Prompt: Pull every line holding the string "timing" from the records below.
▬▬▬
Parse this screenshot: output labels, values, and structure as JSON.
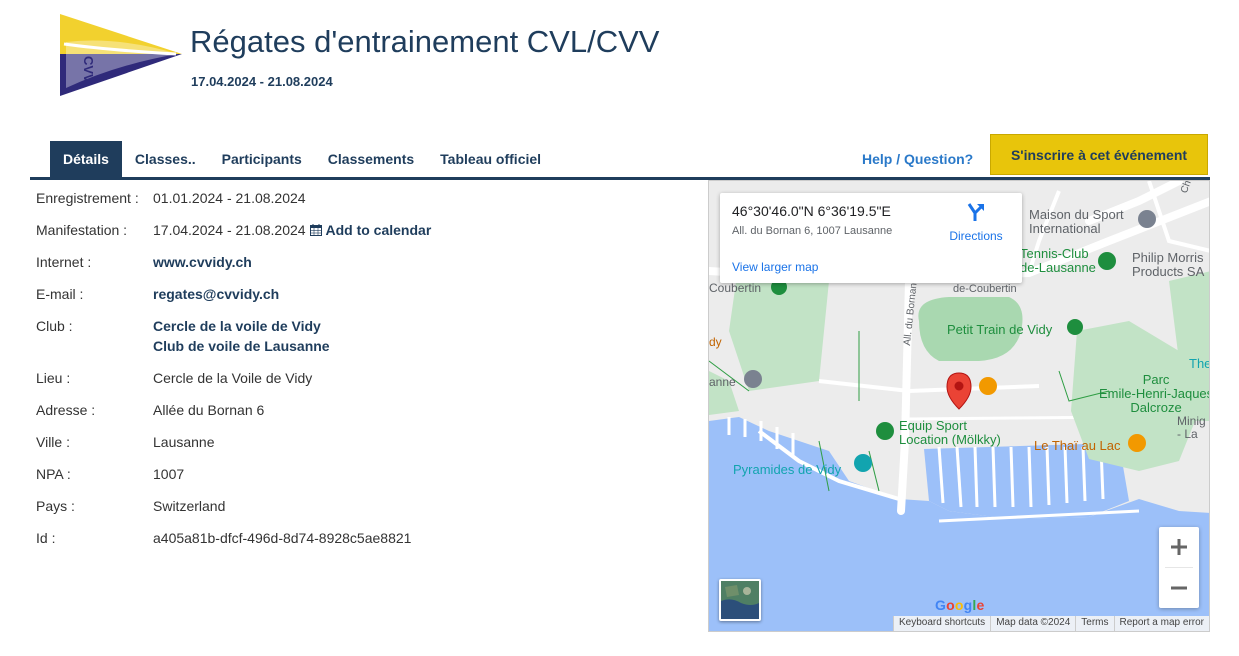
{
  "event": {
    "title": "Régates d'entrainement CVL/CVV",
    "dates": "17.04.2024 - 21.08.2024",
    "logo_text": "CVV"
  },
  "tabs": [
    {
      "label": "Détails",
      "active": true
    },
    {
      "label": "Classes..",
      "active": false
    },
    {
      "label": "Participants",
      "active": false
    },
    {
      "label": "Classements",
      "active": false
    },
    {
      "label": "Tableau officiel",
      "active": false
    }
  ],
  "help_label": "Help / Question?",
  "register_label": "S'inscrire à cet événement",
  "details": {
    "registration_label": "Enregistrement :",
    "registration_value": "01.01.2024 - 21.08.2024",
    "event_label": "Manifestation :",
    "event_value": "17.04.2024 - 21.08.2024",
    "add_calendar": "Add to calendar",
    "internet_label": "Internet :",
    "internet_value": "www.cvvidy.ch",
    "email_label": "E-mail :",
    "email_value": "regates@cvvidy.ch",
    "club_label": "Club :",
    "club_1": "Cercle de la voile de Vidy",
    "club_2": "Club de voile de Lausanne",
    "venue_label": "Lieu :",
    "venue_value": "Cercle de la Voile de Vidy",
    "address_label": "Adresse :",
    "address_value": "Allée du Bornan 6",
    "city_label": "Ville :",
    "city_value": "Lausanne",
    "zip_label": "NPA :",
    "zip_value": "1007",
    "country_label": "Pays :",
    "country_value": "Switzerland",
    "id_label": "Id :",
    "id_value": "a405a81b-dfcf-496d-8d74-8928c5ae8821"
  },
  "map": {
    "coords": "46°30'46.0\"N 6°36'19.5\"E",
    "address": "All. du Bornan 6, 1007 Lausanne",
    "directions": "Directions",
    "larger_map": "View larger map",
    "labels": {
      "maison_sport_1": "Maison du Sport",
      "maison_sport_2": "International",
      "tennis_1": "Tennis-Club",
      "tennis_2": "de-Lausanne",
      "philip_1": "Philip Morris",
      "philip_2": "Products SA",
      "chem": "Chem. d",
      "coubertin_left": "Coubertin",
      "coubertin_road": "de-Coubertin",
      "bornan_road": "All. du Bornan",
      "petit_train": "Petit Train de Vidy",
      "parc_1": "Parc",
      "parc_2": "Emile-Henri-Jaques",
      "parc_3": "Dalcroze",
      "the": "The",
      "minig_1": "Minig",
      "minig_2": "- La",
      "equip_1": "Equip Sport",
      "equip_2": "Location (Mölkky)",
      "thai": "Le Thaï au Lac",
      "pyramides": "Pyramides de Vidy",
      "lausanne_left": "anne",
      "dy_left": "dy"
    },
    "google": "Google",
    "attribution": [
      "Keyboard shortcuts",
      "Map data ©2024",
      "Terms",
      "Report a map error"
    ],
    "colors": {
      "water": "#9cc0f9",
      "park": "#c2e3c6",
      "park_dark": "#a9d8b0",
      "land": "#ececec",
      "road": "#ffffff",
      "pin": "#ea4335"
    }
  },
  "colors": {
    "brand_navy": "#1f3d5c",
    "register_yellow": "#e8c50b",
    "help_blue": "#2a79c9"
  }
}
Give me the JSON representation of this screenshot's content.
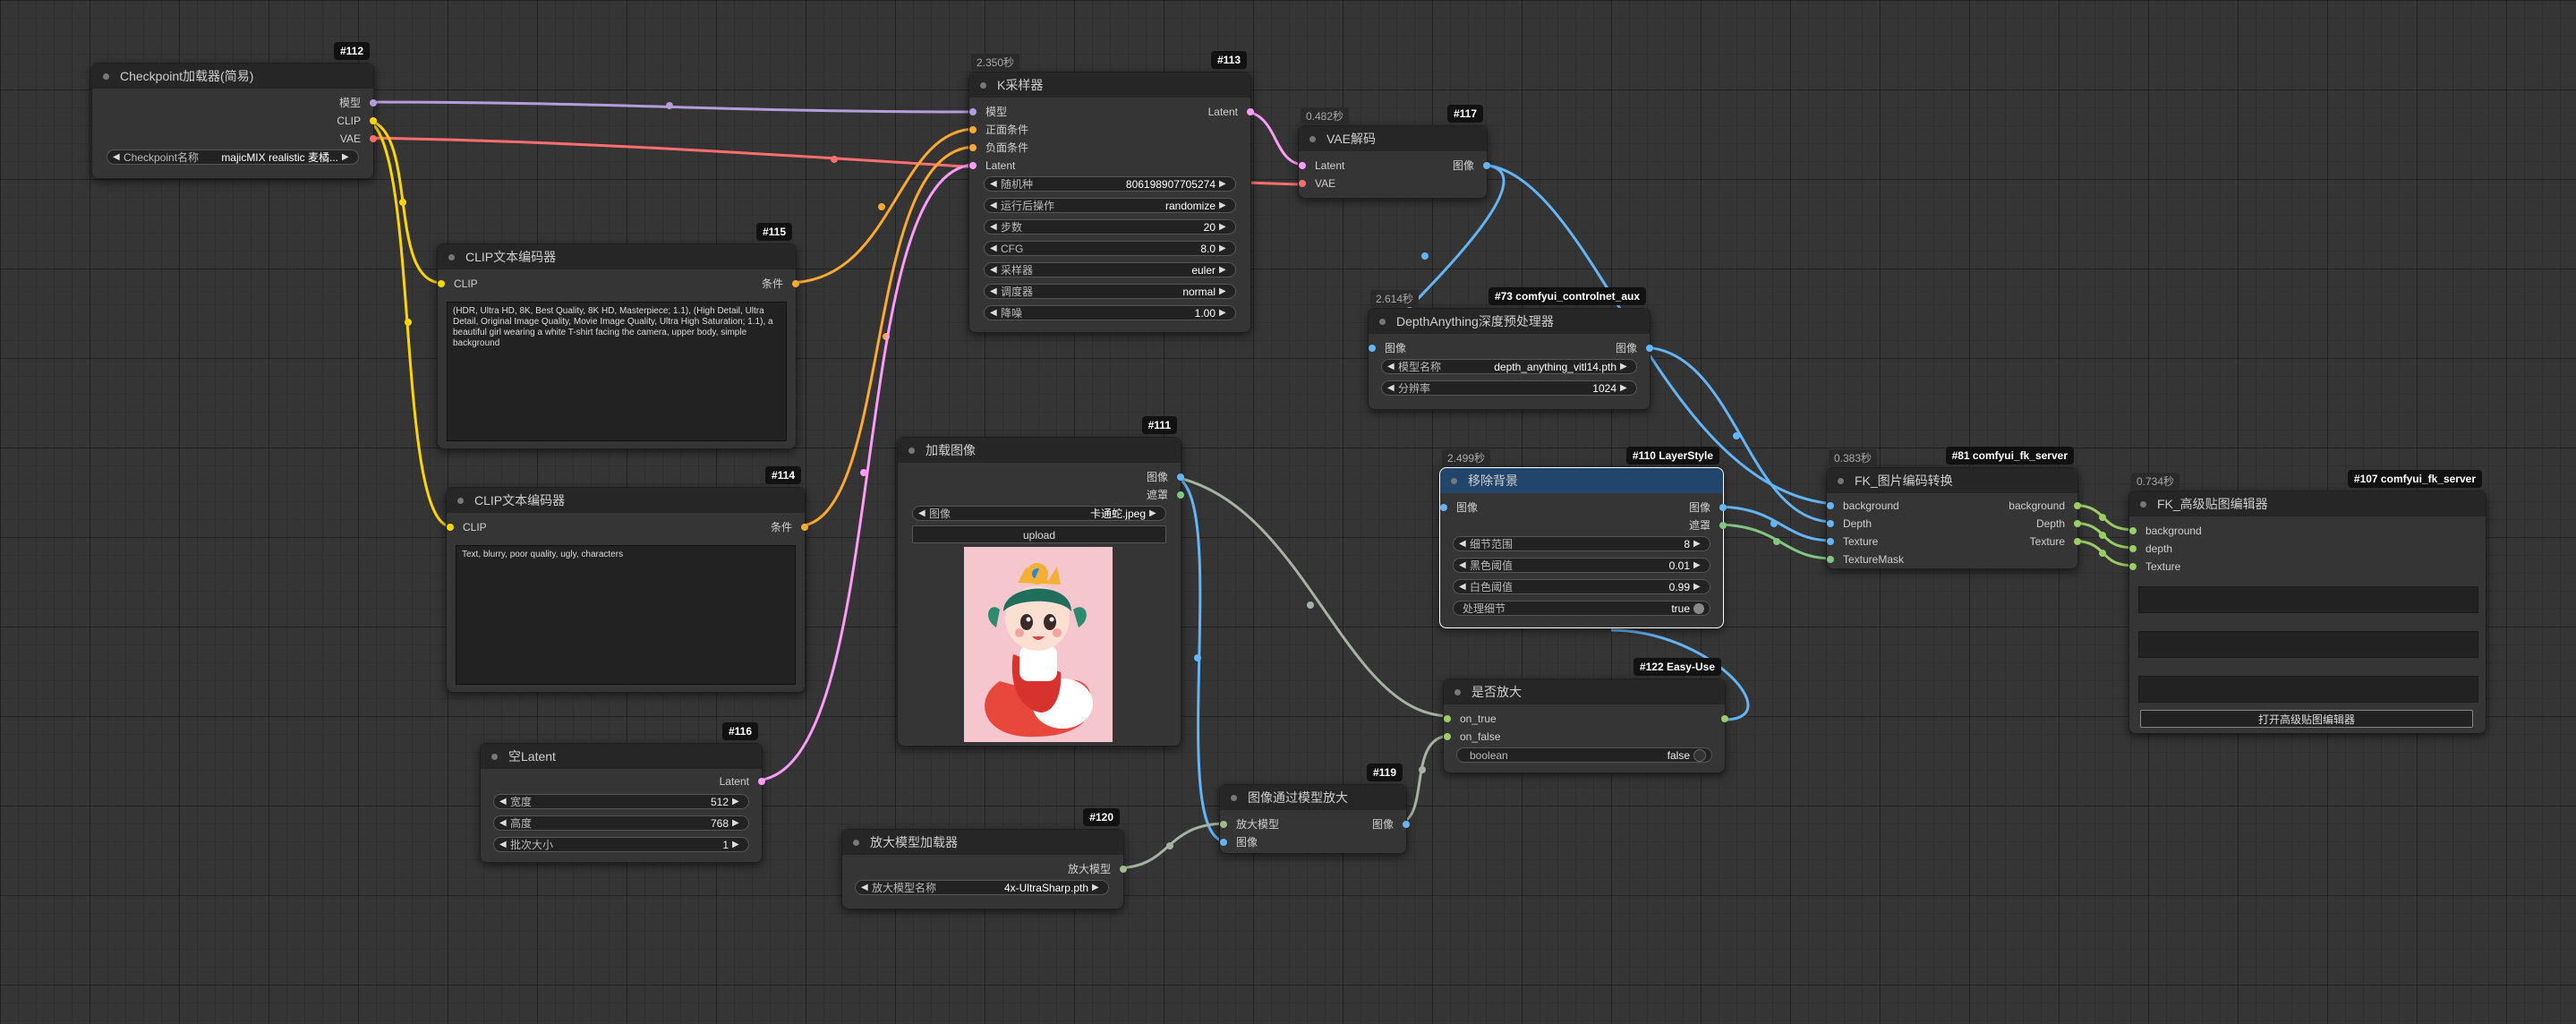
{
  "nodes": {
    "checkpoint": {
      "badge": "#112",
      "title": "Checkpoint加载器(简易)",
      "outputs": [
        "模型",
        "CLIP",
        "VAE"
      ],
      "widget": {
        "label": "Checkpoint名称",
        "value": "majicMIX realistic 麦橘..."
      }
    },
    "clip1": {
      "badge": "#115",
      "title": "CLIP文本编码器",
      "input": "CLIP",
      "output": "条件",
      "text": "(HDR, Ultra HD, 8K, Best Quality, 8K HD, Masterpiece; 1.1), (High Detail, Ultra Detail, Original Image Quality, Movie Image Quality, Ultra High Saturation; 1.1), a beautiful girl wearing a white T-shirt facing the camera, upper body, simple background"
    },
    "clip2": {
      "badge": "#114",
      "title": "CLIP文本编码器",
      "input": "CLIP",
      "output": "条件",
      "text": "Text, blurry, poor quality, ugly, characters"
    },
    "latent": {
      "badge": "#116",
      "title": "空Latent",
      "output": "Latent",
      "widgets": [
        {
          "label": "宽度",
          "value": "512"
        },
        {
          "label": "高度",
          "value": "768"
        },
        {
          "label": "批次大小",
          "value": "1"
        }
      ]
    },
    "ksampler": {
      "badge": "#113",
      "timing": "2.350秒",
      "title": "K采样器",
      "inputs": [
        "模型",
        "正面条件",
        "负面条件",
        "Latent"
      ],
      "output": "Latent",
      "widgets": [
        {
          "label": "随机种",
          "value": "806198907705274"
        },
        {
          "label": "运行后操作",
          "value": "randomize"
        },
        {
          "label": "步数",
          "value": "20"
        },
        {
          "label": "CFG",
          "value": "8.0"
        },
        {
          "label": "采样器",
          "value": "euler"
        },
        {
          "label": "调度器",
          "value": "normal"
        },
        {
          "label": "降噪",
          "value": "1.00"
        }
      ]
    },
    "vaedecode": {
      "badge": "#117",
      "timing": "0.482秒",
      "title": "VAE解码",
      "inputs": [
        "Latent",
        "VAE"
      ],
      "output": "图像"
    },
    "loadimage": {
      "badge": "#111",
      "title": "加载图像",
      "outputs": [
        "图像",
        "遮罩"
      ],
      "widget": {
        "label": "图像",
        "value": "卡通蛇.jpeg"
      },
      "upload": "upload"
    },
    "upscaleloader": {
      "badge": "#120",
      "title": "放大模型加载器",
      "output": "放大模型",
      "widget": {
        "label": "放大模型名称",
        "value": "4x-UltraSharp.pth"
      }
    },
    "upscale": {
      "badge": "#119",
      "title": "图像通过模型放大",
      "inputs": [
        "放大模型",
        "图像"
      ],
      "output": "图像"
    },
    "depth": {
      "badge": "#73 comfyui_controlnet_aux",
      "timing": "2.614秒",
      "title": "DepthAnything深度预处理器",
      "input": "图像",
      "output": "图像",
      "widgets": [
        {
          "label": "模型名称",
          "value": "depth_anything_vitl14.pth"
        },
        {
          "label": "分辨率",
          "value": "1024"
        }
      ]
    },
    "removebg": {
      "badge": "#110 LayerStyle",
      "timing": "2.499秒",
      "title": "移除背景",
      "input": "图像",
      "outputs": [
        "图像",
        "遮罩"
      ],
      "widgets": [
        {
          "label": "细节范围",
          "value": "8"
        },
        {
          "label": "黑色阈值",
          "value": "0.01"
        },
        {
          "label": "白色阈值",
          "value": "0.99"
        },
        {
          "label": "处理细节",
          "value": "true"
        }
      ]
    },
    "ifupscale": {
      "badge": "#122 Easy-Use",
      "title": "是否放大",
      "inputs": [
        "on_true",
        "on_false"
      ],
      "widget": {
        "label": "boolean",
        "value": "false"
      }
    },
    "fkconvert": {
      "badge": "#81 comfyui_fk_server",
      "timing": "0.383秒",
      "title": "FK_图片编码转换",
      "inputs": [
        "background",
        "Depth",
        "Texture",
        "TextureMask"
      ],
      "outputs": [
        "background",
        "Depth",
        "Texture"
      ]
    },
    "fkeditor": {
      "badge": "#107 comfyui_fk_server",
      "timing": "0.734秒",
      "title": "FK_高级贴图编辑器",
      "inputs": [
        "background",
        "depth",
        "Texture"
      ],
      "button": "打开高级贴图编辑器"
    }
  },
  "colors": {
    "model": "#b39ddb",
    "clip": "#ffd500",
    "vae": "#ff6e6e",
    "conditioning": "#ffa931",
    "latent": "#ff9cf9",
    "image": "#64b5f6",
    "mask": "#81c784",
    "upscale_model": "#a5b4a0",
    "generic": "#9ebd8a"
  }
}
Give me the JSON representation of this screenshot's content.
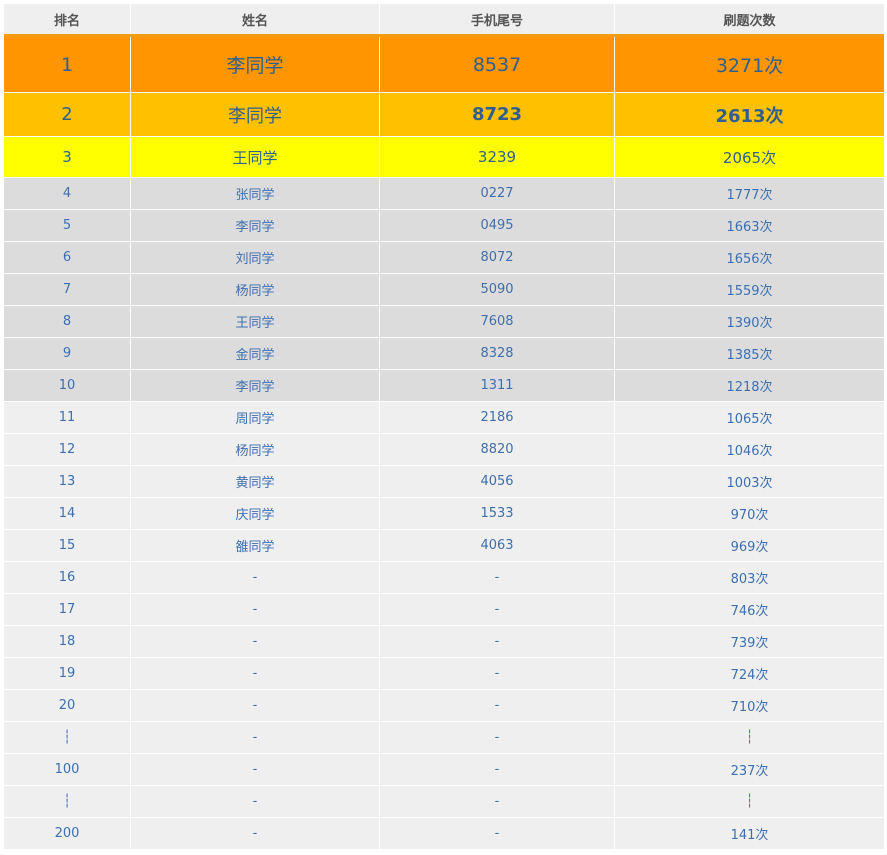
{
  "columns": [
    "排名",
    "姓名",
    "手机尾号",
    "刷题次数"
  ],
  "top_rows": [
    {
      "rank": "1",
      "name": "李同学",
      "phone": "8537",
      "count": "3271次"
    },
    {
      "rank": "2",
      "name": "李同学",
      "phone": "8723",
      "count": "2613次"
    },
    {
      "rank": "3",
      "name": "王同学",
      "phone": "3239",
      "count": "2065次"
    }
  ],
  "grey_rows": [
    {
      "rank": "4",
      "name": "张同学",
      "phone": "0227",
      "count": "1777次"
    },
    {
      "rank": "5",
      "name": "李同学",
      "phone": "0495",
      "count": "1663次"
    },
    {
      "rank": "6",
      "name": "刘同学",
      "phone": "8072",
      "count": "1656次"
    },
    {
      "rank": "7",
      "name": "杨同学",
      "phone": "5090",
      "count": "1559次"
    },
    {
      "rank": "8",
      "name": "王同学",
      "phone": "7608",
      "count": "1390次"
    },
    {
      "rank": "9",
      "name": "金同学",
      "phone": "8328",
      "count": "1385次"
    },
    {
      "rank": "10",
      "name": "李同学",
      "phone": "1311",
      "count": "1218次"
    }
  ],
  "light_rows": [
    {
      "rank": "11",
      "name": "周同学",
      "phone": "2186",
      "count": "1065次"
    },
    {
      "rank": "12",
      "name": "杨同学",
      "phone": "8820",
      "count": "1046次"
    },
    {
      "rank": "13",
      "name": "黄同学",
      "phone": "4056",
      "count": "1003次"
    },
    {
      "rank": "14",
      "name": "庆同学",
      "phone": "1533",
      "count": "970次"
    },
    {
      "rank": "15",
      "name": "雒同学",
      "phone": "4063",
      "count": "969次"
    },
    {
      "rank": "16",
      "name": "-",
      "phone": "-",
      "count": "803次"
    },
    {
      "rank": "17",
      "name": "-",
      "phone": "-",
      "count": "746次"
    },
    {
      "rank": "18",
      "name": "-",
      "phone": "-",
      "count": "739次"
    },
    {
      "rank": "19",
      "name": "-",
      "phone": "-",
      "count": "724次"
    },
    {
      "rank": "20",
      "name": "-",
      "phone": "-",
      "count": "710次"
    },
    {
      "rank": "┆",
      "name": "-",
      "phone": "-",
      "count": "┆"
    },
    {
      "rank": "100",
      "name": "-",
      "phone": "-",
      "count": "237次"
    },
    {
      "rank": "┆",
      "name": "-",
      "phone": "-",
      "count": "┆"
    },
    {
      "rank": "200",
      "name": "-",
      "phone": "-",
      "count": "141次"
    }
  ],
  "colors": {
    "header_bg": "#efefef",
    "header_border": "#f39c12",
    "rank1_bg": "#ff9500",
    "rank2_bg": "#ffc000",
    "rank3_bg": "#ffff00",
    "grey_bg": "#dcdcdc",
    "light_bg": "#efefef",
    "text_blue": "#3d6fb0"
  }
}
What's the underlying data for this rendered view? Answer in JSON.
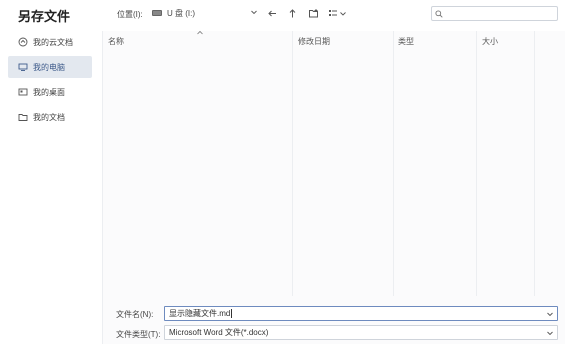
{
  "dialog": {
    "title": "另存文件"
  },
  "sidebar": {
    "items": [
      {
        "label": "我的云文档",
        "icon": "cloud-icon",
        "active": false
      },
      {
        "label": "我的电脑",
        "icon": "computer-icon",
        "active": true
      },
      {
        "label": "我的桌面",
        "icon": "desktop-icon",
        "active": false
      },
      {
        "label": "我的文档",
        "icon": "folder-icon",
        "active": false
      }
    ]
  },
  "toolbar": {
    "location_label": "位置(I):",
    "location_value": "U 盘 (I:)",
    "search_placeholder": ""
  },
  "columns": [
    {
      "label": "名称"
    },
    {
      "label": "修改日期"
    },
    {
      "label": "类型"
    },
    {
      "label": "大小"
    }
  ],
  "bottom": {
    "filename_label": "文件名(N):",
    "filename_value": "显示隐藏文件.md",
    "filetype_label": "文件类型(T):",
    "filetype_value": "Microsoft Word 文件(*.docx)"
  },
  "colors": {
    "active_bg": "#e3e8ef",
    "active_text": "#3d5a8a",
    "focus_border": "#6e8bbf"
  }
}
▬▬▬
Completed task:
      "timing": "2.350秒",
      "timing": "0.482秒",
      "timing": "2.614秒",
      "timing": "2.499秒",
      "timing": "0.383秒",
      "timing": "0.734秒",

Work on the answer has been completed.